**Task to complete**. Records follow. Select each line holding "when".

**Listing**.
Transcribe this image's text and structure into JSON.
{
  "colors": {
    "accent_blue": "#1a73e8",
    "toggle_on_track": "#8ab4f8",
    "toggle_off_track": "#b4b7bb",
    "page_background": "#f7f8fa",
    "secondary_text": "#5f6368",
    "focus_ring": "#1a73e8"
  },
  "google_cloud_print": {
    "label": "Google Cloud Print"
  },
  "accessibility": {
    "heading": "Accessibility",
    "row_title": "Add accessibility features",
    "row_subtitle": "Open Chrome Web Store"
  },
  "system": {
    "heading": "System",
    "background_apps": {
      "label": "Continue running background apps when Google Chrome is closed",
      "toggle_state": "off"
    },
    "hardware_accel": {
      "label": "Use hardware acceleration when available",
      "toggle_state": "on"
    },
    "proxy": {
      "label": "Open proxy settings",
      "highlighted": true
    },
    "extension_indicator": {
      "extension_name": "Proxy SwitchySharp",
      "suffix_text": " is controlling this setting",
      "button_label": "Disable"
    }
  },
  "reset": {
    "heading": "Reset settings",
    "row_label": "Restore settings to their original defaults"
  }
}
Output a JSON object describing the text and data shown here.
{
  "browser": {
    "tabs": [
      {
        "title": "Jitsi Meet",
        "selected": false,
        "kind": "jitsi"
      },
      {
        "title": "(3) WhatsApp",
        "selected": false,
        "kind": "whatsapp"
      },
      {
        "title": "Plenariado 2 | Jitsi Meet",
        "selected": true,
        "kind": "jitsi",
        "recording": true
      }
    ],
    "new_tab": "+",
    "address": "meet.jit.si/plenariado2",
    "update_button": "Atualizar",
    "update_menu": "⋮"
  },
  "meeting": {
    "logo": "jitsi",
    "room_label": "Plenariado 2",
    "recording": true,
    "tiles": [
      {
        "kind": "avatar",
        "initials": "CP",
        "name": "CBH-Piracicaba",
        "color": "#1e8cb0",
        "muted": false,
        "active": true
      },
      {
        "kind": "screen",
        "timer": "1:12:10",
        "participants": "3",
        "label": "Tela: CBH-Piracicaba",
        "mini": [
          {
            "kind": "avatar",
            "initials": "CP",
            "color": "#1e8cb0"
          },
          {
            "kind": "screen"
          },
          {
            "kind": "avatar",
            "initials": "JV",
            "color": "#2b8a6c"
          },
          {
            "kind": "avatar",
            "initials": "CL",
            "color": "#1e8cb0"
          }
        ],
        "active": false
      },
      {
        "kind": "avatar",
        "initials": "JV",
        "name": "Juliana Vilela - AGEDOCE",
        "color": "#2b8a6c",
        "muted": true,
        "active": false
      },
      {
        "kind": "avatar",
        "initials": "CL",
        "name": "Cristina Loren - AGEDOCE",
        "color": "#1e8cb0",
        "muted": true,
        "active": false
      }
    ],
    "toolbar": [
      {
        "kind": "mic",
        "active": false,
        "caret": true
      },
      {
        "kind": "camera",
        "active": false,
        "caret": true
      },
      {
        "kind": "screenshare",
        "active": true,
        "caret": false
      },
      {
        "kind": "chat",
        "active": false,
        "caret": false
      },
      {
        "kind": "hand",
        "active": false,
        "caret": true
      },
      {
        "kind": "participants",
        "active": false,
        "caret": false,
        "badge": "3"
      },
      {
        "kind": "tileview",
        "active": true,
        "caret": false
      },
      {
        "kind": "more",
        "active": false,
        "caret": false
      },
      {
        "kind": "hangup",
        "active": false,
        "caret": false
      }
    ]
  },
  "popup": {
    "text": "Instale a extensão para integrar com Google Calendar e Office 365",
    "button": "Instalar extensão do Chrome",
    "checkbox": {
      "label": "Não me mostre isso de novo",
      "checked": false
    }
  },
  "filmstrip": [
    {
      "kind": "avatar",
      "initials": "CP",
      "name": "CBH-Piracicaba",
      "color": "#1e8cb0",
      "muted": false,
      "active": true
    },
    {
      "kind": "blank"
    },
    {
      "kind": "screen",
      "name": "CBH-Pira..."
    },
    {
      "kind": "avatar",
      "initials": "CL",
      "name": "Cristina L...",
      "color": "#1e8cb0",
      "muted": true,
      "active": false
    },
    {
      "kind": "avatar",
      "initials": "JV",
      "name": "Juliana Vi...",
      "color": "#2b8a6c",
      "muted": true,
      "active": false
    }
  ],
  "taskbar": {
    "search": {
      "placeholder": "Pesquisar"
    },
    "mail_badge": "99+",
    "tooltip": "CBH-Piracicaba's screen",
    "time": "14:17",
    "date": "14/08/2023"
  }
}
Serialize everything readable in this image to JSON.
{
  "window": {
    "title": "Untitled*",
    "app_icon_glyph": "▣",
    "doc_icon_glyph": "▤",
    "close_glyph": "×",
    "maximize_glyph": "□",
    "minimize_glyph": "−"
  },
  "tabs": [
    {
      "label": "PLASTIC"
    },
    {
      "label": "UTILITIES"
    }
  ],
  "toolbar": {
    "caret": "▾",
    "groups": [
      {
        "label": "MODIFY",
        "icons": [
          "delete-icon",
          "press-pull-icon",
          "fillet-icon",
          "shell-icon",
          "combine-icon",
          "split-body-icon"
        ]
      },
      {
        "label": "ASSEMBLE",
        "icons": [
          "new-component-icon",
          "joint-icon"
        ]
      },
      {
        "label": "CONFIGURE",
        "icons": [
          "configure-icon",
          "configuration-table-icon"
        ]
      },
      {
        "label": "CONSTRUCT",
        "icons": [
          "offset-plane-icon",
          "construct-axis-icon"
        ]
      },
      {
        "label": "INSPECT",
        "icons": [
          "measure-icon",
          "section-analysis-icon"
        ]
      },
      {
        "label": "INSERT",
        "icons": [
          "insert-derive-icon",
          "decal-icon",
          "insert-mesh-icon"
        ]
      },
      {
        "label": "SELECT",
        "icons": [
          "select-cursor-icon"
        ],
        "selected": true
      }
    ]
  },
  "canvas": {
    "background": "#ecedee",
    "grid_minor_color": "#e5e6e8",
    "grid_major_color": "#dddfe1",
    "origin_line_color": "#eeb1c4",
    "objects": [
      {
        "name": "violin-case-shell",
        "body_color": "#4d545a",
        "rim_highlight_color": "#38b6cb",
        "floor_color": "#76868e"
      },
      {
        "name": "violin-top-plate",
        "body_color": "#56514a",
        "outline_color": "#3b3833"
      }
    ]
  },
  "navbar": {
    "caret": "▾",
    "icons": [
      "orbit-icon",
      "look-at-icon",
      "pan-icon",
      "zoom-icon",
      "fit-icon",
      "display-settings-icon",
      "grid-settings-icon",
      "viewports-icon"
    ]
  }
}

**Output for this exercise**.
      "label": "Continue running background apps when Google Chrome is closed",
      "label": "Use hardware acceleration when available",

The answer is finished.